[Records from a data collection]
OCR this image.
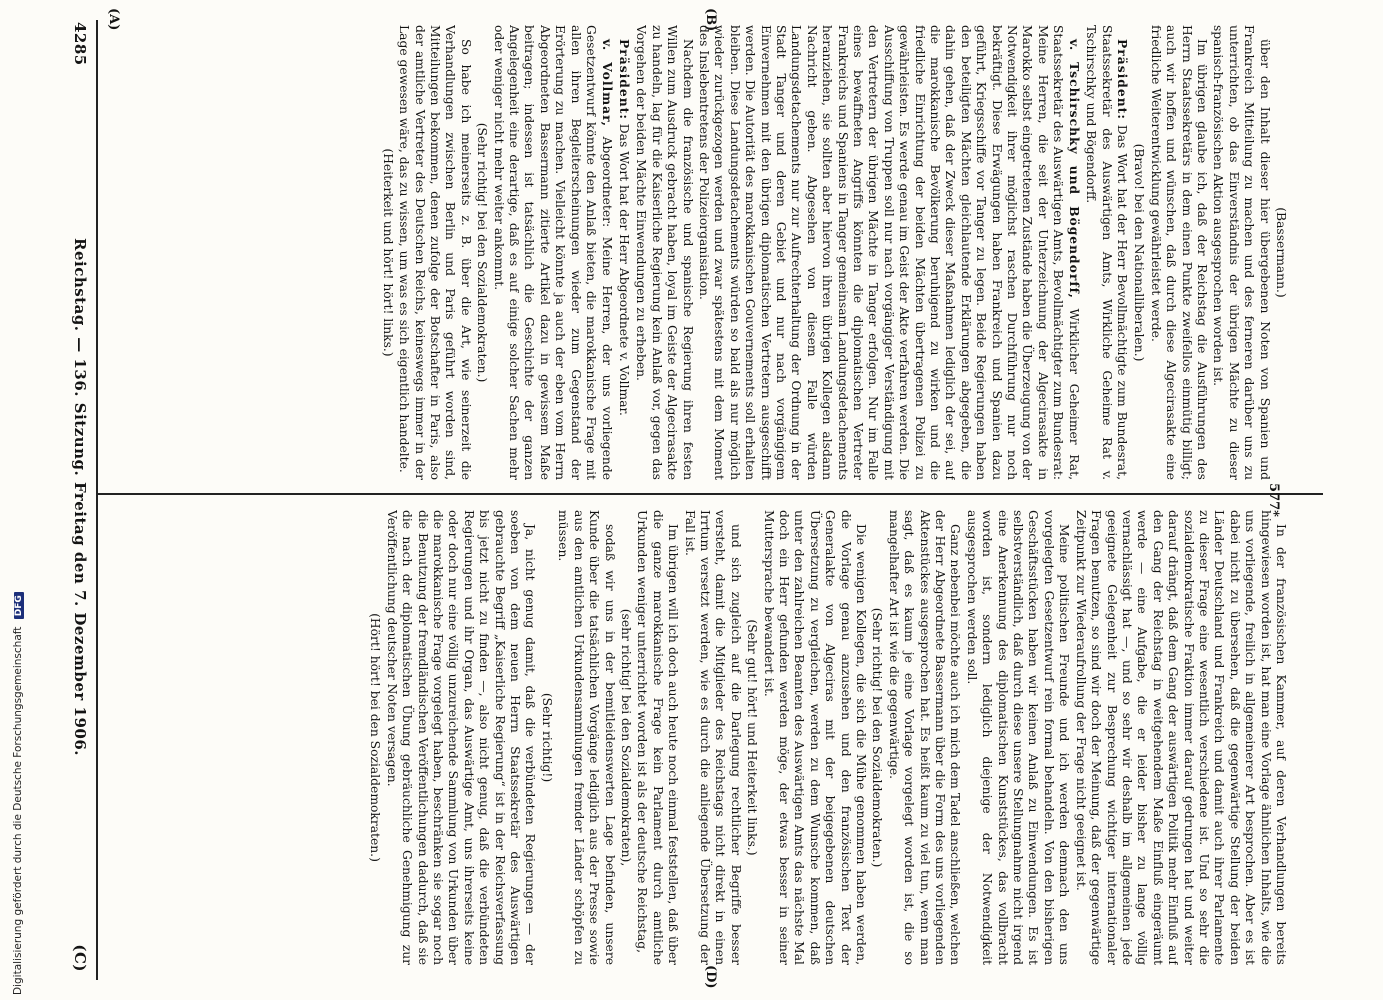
4285
Reichstag. — 136. Sitzung. Freitag den 7. Dezember 1906.
(C)
(A)	(B)
(D)

(Bassermann.)

über den Inhalt dieser hier übergebenen Noten von Spanien und Frankreich Mitteilung zu machen und des ferneren darüber uns zu unterrichten, ob das Einverständnis der übrigen Mächte zu dieser spanisch-französischen Aktion ausgesprochen worden ist.

Im übrigen glaube ich, daß der Reichstag die Ausführungen des Herrn Staatssekretärs in dem einen Punkte zweifellos einmütig billigt; auch wir hoffen und wünschen, daß durch diese Algecirasakte eine friedliche Weiterentwicklung gewährleistet werde.

(Bravo! bei den Nationalliberalen.)

Präsident: Das Wort hat der Herr Bevollmächtigte zum Bundesrat, Staatssekretär des Auswärtigen Amts, Wirkliche Geheime Rat v. Tschirschky und Bögendorff.

v. Tschirschky und Bögendorff, Wirklicher Geheimer Rat, Staatssekretär des Auswärtigen Amts, Bevollmächtigter zum Bundesrat: Meine Herren, die seit der Unterzeichnung der Algecirasakte in Marokko selbst eingetretenen Zustände haben die Überzeugung von der Notwendigkeit ihrer möglichst raschen Durchführung nur noch bekräftigt. Diese Erwägungen haben Frankreich und Spanien dazu geführt, Kriegsschiffe vor Tanger zu legen. Beide Regierungen haben den beteiligten Mächten gleichlautende Erklärungen abgegeben, die dahin gehen, daß der Zweck dieser Maßnahmen lediglich der sei, auf die marokkanische Bevölkerung beruhigend zu wirken und die friedliche Einrichtung der beiden Mächten übertragenen Polizei zu gewährleisten. Es werde genau im Geist der Akte verfahren werden. Die Ausschiffung von Truppen soll nur nach vorgängiger Verständigung mit den Vertretern der übrigen Mächte in Tanger erfolgen. Nur im Falle eines bewaffneten Angriffs könnten die diplomatischen Vertreter Frankreichs und Spaniens in Tanger gemeinsam Landungsdetachements heranziehen, sie sollten aber hiervon ihren übrigen Kollegen alsdann Nachricht geben. Abgesehen von diesem Falle würden Landungsdetachements nur zur Aufrechterhaltung der Ordnung in der Stadt Tanger und deren Gebiet und nur nach vorgängigem Einvernehmen mit den übrigen diplomatischen Vertretern ausgeschifft werden. Die Autorität des marokkanischen Gouvernements soll erhalten bleiben. Diese Landungsdetachements würden so bald als nur möglich wieder zurückgezogen werden und zwar spätestens mit dem Moment des Inslebentretens der Polizeiorganisation.

Nachdem die französische und spanische Regierung ihren festen Willen zum Ausdruck gebracht haben, loyal im Geiste der Algecirasakte zu handeln, lag für die Kaiserliche Regierung kein Anlaß vor, gegen das Vorgehen der beiden Mächte Einwendungen zu erheben.

Präsident: Das Wort hat der Herr Abgeordnete v. Vollmar.

v. Vollmar, Abgeordneter: Meine Herren, der uns vorliegende Gesetzentwurf könnte den Anlaß bieten, die marokkanische Frage mit allen ihren Begleiterscheinungen wieder zum Gegenstand der Erörterung zu machen. Vielleicht könnte ja auch der eben vom Herrn Abgeordneten Bassermann zitierte Artikel dazu in gewissem Maße beitragen; indessen ist tatsächlich die Geschichte der ganzen Angelegenheit eine derartige, daß es auf einige solcher Sachen mehr oder weniger nicht mehr weiter ankommt.

(Sehr richtig! bei den Sozialdemokraten.)

So habe ich meinerseits z. B. über die Art, wie seinerzeit die Verhandlungen zwischen Berlin und Paris geführt worden sind, Mitteilungen bekommen, denen zufolge der Botschafter in Paris, also der amtliche Vertreter des Deutschen Reichs, keineswegs immer in der Lage gewesen wäre, das zu wissen, um was es sich eigentlich handelte.

(Heiterkeit und hört! hört! links.)

In der französischen Kammer, auf deren Verhandlungen bereits hingewiesen worden ist, hat man eine Vorlage ähnlichen Inhalts, wie die uns vorliegende, freilich in allgemeinerer Art besprochen. Aber es ist dabei nicht zu übersehen, daß die gegenwärtige Stellung der beiden Länder Deutschland und Frankreich und damit auch ihrer Parlamente zu dieser Frage eine wesentlich verschiedene ist. Und so sehr die sozialdemokratische Fraktion immer darauf gedrungen hat und weiter darauf drängt, daß dem Gang der auswärtigen Politik mehr Einfluß auf den Gang der Reichstag in weitgehendem Maße Einfluß eingeräumt werde — eine Aufgabe, die er leider bisher zu lange völlig vernachlässigt hat —, und so sehr wir deshalb im allgemeinen jede geeignete Gelegenheit zur Besprechung wichtiger internationaler Fragen benutzen, so sind wir doch der Meinung, daß der gegenwärtige Zeitpunkt zur Wiederaufrollung der Frage nicht geeignet ist.

Meine politischen Freunde und ich werden demnach den uns vorgelegten Gesetzentwurf rein formal behandeln. Von den bisherigen Geschäftsstücken haben wir keinen Anlaß zu Einwendungen. Es ist selbstverständlich, daß durch diese unsere Stellungnahme nicht irgend eine Anerkennung des diplomatischen Kunststückes, das vollbracht worden ist, sondern lediglich diejenige der Notwendigkeit ausgesprochen werden soll.

Ganz nebenbei möchte auch ich mich dem Tadel anschließen, welchen der Herr Abgeordnete Bassermann über die Form des uns vorliegenden Aktenstückes ausgesprochen hat. Es heißt kaum zu viel tun, wenn man sagt, daß es kaum je eine Vorlage vorgelegt worden ist, die so mangelhafter Art ist wie die gegenwärtige.

(Sehr richtig! bei den Sozialdemokraten.)

Die wenigen Kollegen, die sich die Mühe genommen haben werden, die Vorlage genau anzusehen und den französischen Text der Generalakte von Algeciras mit der beigegebenen deutschen Übersetzung zu vergleichen, werden zu dem Wunsche kommen, daß unter den zahlreichen Beamten des Auswärtigen Amts das nächste Mal doch ein Herr gefunden werden möge, der etwas besser in seiner Muttersprache bewandert ist.

(Sehr gut! hört! und Heiterkeit links.)

und sich zugleich auf die Darlegung rechtlicher Begriffe besser versteht, damit die Mitglieder des Reichstags nicht direkt in einen Irrtum versetzt werden, wie es durch die anliegende Übersetzung der Fall ist.

Im übrigen will ich doch auch heute noch einmal feststellen, daß über die ganze marokkanische Frage kein Parlament durch amtliche Urkunden weniger unterrichtet worden ist als der deutsche Reichstag,

(sehr richtig! bei den Sozialdemokraten),

sodaß wir uns in der bemitleidenswerten Lage befinden, unsere Kunde über die tatsächlichen Vorgänge lediglich aus der Presse sowie aus den amtlichen Urkundensammlungen fremder Länder schöpfen zu müssen.

(Sehr richtig!)

Ja, nicht genug damit, daß die verbündeten Regierungen — der soeben von dem neuen Herrn Staatssekretär des Auswärtigen gebrauchte Begriff „Kaiserliche Regierung“ ist in der Reichsverfassung bis jetzt nicht zu finden —, also nicht genug, daß die verbündeten Regierungen und ihr Organ, das Auswärtige Amt, uns ihrerseits keine oder doch nur eine völlig unzureichende Sammlung von Urkunden über die marokkanische Frage vorgelegt haben, beschränken sie sogar noch die Benutzung der fremdländischen Veröffentlichungen dadurch, daß sie die nach der diplomatischen Übung gebräuchliche Genehmigung zur Veröffentlichung deutscher Noten versagen.

(Hört! hört! bei den Sozialdemokraten.)

577*
Digitalisierung gefördert durch die Deutsche Forschungsgemeinschaft DFG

[WHAT YOU HAVE TO DO] Copy out every entry above verbatim. Leave each picture out.

[ANSWER AREA]
OCR this image.
4285
Reichstag. — 136. Sitzung. Freitag den 7. Dezember 1906.
(C)
(A)	(B)
(D)

(Bassermann.)

über den Inhalt dieser hier übergebenen Noten von Spanien und Frankreich Mitteilung zu machen und des ferneren darüber uns zu unterrichten, ob das Einverständnis der übrigen Mächte zu dieser spanisch-französischen Aktion ausgesprochen worden ist.

Im übrigen glaube ich, daß der Reichstag die Ausführungen des Herrn Staatssekretärs in dem einen Punkte zweifellos einmütig billigt; auch wir hoffen und wünschen, daß durch diese Algecirasakte eine friedliche Weiterentwicklung gewährleistet werde.

(Bravo! bei den Nationalliberalen.)

Präsident: Das Wort hat der Herr Bevollmächtigte zum Bundesrat, Staatssekretär des Auswärtigen Amts, Wirkliche Geheime Rat v. Tschirschky und Bögendorff.

v. Tschirschky und Bögendorff, Wirklicher Geheimer Rat, Staatssekretär des Auswärtigen Amts, Bevollmächtigter zum Bundesrat: Meine Herren, die seit der Unterzeichnung der Algecirasakte in Marokko selbst eingetretenen Zustände haben die Überzeugung von der Notwendigkeit ihrer möglichst raschen Durchführung nur noch bekräftigt. Diese Erwägungen haben Frankreich und Spanien dazu geführt, Kriegsschiffe vor Tanger zu legen. Beide Regierungen haben den beteiligten Mächten gleichlautende Erklärungen abgegeben, die dahin gehen, daß der Zweck dieser Maßnahmen lediglich der sei, auf die marokkanische Bevölkerung beruhigend zu wirken und die friedliche Einrichtung der beiden Mächten übertragenen Polizei zu gewährleisten. Es werde genau im Geist der Akte verfahren werden. Die Ausschiffung von Truppen soll nur nach vorgängiger Verständigung mit den Vertretern der übrigen Mächte in Tanger erfolgen. Nur im Falle eines bewaffneten Angriffs könnten die diplomatischen Vertreter Frankreichs und Spaniens in Tanger gemeinsam Landungsdetachements heranziehen, sie sollten aber hiervon ihren übrigen Kollegen alsdann Nachricht geben. Abgesehen von diesem Falle würden Landungsdetachements nur zur Aufrechterhaltung der Ordnung in der Stadt Tanger und deren Gebiet und nur nach vorgängigem Einvernehmen mit den übrigen diplomatischen Vertretern ausgeschifft werden. Die Autorität des marokkanischen Gouvernements soll erhalten bleiben. Diese Landungsdetachements würden so bald als nur möglich wieder zurückgezogen werden und zwar spätestens mit dem Moment des Inslebentretens der Polizeiorganisation.

Nachdem die französische und spanische Regierung ihren festen Willen zum Ausdruck gebracht haben, loyal im Geiste der Algecirasakte zu handeln, lag für die Kaiserliche Regierung kein Anlaß vor, gegen das Vorgehen der beiden Mächte Einwendungen zu erheben.

Präsident: Das Wort hat der Herr Abgeordnete v. Vollmar.

v. Vollmar, Abgeordneter: Meine Herren, der uns vorliegende Gesetzentwurf könnte den Anlaß bieten, die marokkanische Frage mit allen ihren Begleiterscheinungen wieder zum Gegenstand der Erörterung zu machen. Vielleicht könnte ja auch der eben vom Herrn Abgeordneten Bassermann zitierte Artikel dazu in gewissem Maße beitragen; indessen ist tatsächlich die Geschichte der ganzen Angelegenheit eine derartige, daß es auf einige solcher Sachen mehr oder weniger nicht mehr weiter ankommt.

(Sehr richtig! bei den Sozialdemokraten.)

So habe ich meinerseits z. B. über die Art, wie seinerzeit die Verhandlungen zwischen Berlin und Paris geführt worden sind, Mitteilungen bekommen, denen zufolge der Botschafter in Paris, also der amtliche Vertreter des Deutschen Reichs, keineswegs immer in der Lage gewesen wäre, das zu wissen, um was es sich eigentlich handelte.

(Heiterkeit und hört! hört! links.)

In der französischen Kammer, auf deren Verhandlungen bereits hingewiesen worden ist, hat man eine Vorlage ähnlichen Inhalts, wie die uns vorliegende, freilich in allgemeinerer Art besprochen. Aber es ist dabei nicht zu übersehen, daß die gegenwärtige Stellung der beiden Länder Deutschland und Frankreich und damit auch ihrer Parlamente zu dieser Frage eine wesentlich verschiedene ist. Und so sehr die sozialdemokratische Fraktion immer darauf gedrungen hat und weiter darauf drängt, daß dem Gang der auswärtigen Politik mehr Einfluß auf den Gang der Reichstag in weitgehendem Maße Einfluß eingeräumt werde — eine Aufgabe, die er leider bisher zu lange völlig vernachlässigt hat —, und so sehr wir deshalb im allgemeinen jede geeignete Gelegenheit zur Besprechung wichtiger internationaler Fragen benutzen, so sind wir doch der Meinung, daß der gegenwärtige Zeitpunkt zur Wiederaufrollung der Frage nicht geeignet ist.

Meine politischen Freunde und ich werden demnach den uns vorgelegten Gesetzentwurf rein formal behandeln. Von den bisherigen Geschäftsstücken haben wir keinen Anlaß zu Einwendungen. Es ist selbstverständlich, daß durch diese unsere Stellungnahme nicht irgend eine Anerkennung des diplomatischen Kunststückes, das vollbracht worden ist, sondern lediglich diejenige der Notwendigkeit ausgesprochen werden soll.

Ganz nebenbei möchte auch ich mich dem Tadel anschließen, welchen der Herr Abgeordnete Bassermann über die Form des uns vorliegenden Aktenstückes ausgesprochen hat. Es heißt kaum zu viel tun, wenn man sagt, daß es kaum je eine Vorlage vorgelegt worden ist, die so mangelhafter Art ist wie die gegenwärtige.

(Sehr richtig! bei den Sozialdemokraten.)

Die wenigen Kollegen, die sich die Mühe genommen haben werden, die Vorlage genau anzusehen und den französischen Text der Generalakte von Algeciras mit der beigegebenen deutschen Übersetzung zu vergleichen, werden zu dem Wunsche kommen, daß unter den zahlreichen Beamten des Auswärtigen Amts das nächste Mal doch ein Herr gefunden werden möge, der etwas besser in seiner Muttersprache bewandert ist.

(Sehr gut! hört! und Heiterkeit links.)

und sich zugleich auf die Darlegung rechtlicher Begriffe besser versteht, damit die Mitglieder des Reichstags nicht direkt in einen Irrtum versetzt werden, wie es durch die anliegende Übersetzung der Fall ist.

Im übrigen will ich doch auch heute noch einmal feststellen, daß über die ganze marokkanische Frage kein Parlament durch amtliche Urkunden weniger unterrichtet worden ist als der deutsche Reichstag,

(sehr richtig! bei den Sozialdemokraten),

sodaß wir uns in der bemitleidenswerten Lage befinden, unsere Kunde über die tatsächlichen Vorgänge lediglich aus der Presse sowie aus den amtlichen Urkundensammlungen fremder Länder schöpfen zu müssen.

(Sehr richtig!)

Ja, nicht genug damit, daß die verbündeten Regierungen — der soeben von dem neuen Herrn Staatssekretär des Auswärtigen gebrauchte Begriff „Kaiserliche Regierung“ ist in der Reichsverfassung bis jetzt nicht zu finden —, also nicht genug, daß die verbündeten Regierungen und ihr Organ, das Auswärtige Amt, uns ihrerseits keine oder doch nur eine völlig unzureichende Sammlung von Urkunden über die marokkanische Frage vorgelegt haben, beschränken sie sogar noch die Benutzung der fremdländischen Veröffentlichungen dadurch, daß sie die nach der diplomatischen Übung gebräuchliche Genehmigung zur Veröffentlichung deutscher Noten versagen.

(Hört! hört! bei den Sozialdemokraten.)

577*
Digitalisierung gefördert durch die Deutsche Forschungsgemeinschaft DFG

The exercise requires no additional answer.